(Rows from a dataset)
START
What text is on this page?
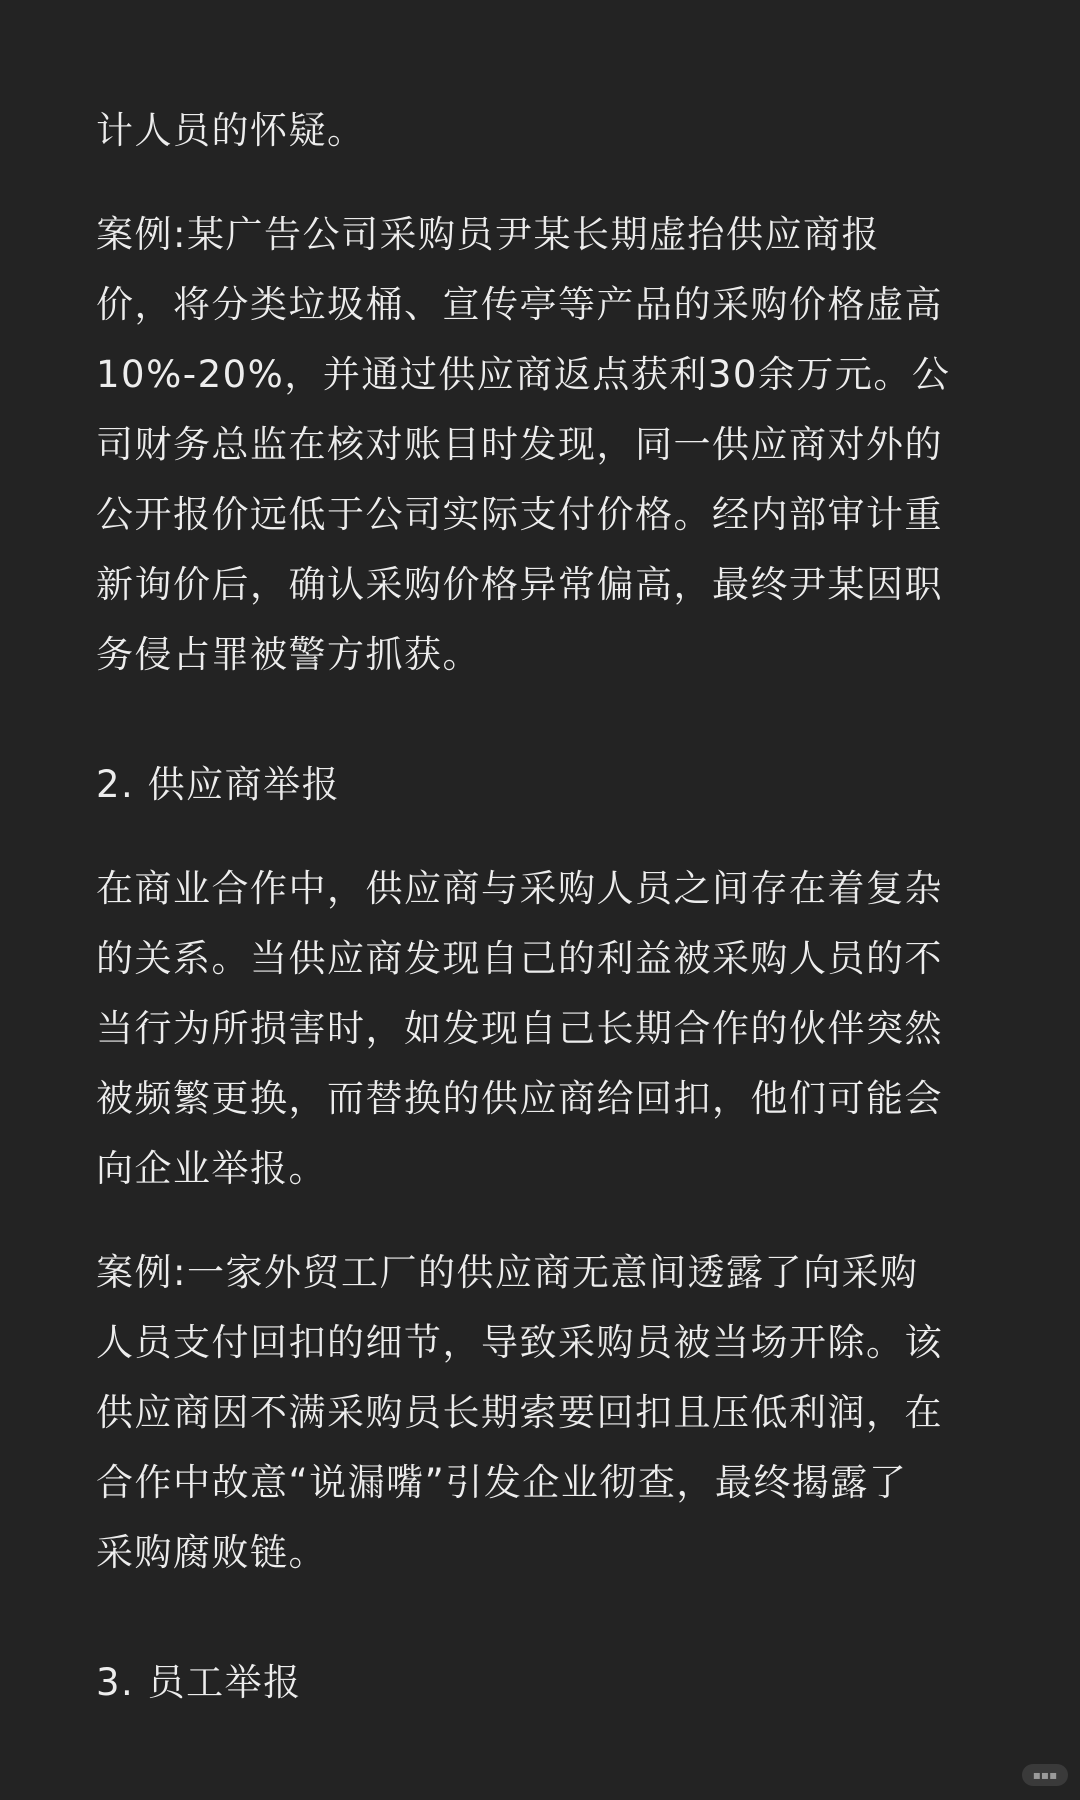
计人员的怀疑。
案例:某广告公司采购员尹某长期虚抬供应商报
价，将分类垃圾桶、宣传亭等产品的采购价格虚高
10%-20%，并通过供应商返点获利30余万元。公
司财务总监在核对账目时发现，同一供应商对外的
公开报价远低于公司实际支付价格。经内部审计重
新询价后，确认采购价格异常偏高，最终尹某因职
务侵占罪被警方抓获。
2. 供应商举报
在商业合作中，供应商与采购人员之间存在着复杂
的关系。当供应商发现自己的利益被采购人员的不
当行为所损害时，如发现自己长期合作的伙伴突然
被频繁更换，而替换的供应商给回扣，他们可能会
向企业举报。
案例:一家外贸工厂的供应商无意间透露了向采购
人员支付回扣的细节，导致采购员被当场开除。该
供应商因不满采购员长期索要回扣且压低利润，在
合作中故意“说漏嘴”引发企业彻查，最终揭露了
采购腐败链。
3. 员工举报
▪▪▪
END
» **To be done**
Set every line down exactly as written, leaving each picture out.

» **Response to the task**
What text is on this page?
计人员的怀疑。
案例:某广告公司采购员尹某长期虚抬供应商报
价，将分类垃圾桶、宣传亭等产品的采购价格虚高
10%-20%，并通过供应商返点获利30余万元。公
司财务总监在核对账目时发现，同一供应商对外的
公开报价远低于公司实际支付价格。经内部审计重
新询价后，确认采购价格异常偏高，最终尹某因职
务侵占罪被警方抓获。
2. 供应商举报
在商业合作中，供应商与采购人员之间存在着复杂
的关系。当供应商发现自己的利益被采购人员的不
当行为所损害时，如发现自己长期合作的伙伴突然
被频繁更换，而替换的供应商给回扣，他们可能会
向企业举报。
案例:一家外贸工厂的供应商无意间透露了向采购
人员支付回扣的细节，导致采购员被当场开除。该
供应商因不满采购员长期索要回扣且压低利润，在
合作中故意“说漏嘴”引发企业彻查，最终揭露了
采购腐败链。
3. 员工举报
▪▪▪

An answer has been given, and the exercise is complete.